What to work on:
Your task is to quote the material that follows, in full and exactly.

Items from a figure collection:
•••••

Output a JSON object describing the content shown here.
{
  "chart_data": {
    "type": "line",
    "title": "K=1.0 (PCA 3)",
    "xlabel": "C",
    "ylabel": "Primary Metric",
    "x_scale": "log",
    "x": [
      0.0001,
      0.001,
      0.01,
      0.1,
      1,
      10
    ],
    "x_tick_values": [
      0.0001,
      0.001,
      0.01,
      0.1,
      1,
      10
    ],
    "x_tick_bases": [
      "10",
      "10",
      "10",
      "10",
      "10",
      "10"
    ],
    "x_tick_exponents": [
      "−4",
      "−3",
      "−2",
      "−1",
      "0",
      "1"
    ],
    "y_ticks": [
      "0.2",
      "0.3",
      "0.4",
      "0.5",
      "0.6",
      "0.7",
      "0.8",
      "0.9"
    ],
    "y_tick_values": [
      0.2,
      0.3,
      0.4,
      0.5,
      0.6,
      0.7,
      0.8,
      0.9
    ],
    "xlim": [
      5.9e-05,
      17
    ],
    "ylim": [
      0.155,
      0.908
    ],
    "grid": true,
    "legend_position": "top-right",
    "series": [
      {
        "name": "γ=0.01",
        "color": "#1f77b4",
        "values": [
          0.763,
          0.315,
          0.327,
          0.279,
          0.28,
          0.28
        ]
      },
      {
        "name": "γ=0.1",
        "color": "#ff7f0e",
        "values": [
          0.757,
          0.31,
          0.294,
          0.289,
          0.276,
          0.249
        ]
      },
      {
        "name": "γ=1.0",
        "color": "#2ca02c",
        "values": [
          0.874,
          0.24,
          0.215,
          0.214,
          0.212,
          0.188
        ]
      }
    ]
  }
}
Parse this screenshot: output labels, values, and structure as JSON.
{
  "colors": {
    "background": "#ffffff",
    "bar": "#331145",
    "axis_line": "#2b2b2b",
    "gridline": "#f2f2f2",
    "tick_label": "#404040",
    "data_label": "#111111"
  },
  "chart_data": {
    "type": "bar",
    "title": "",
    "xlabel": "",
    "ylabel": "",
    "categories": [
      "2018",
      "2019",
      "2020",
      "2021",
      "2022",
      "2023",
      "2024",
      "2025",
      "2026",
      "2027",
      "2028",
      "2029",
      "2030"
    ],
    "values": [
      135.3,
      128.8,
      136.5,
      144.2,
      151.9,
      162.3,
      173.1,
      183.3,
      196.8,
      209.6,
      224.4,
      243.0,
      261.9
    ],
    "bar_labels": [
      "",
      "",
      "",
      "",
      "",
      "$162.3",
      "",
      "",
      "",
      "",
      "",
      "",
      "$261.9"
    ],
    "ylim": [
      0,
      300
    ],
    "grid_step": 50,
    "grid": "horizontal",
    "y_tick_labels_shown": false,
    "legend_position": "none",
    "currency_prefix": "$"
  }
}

•••••

Exercise result:
Output a JSON object describing the content shown here.
{
  "chart_data": {
    "type": "line",
    "title": "K=1.0 (PCA 3)",
    "xlabel": "C",
    "ylabel": "Primary Metric",
    "x_scale": "log",
    "x": [
      0.0001,
      0.001,
      0.01,
      0.1,
      1,
      10
    ],
    "x_tick_values": [
      0.0001,
      0.001,
      0.01,
      0.1,
      1,
      10
    ],
    "x_tick_bases": [
      "10",
      "10",
      "10",
      "10",
      "10",
      "10"
    ],
    "x_tick_exponents": [
      "−4",
      "−3",
      "−2",
      "−1",
      "0",
      "1"
    ],
    "y_ticks": [
      "0.2",
      "0.3",
      "0.4",
      "0.5",
      "0.6",
      "0.7",
      "0.8",
      "0.9"
    ],
    "y_tick_values": [
      0.2,
      0.3,
      0.4,
      0.5,
      0.6,
      0.7,
      0.8,
      0.9
    ],
    "xlim": [
      5.9e-05,
      17
    ],
    "ylim": [
      0.155,
      0.908
    ],
    "grid": true,
    "legend_position": "top-right",
    "series": [
      {
        "name": "γ=0.01",
        "color": "#1f77b4",
        "values": [
          0.763,
          0.315,
          0.327,
          0.279,
          0.28,
          0.28
        ]
      },
      {
        "name": "γ=0.1",
        "color": "#ff7f0e",
        "values": [
          0.757,
          0.31,
          0.294,
          0.289,
          0.276,
          0.249
        ]
      },
      {
        "name": "γ=1.0",
        "color": "#2ca02c",
        "values": [
          0.874,
          0.24,
          0.215,
          0.214,
          0.212,
          0.188
        ]
      }
    ]
  }
}
Parse this screenshot: output labels, values, and structure as JSON.
{
  "colors": {
    "background": "#ffffff",
    "bar": "#331145",
    "axis_line": "#2b2b2b",
    "gridline": "#f2f2f2",
    "tick_label": "#404040",
    "data_label": "#111111"
  },
  "chart_data": {
    "type": "bar",
    "title": "",
    "xlabel": "",
    "ylabel": "",
    "categories": [
      "2018",
      "2019",
      "2020",
      "2021",
      "2022",
      "2023",
      "2024",
      "2025",
      "2026",
      "2027",
      "2028",
      "2029",
      "2030"
    ],
    "values": [
      135.3,
      128.8,
      136.5,
      144.2,
      151.9,
      162.3,
      173.1,
      183.3,
      196.8,
      209.6,
      224.4,
      243.0,
      261.9
    ],
    "bar_labels": [
      "",
      "",
      "",
      "",
      "",
      "$162.3",
      "",
      "",
      "",
      "",
      "",
      "",
      "$261.9"
    ],
    "ylim": [
      0,
      300
    ],
    "grid_step": 50,
    "grid": "horizontal",
    "y_tick_labels_shown": false,
    "legend_position": "none",
    "currency_prefix": "$"
  }
}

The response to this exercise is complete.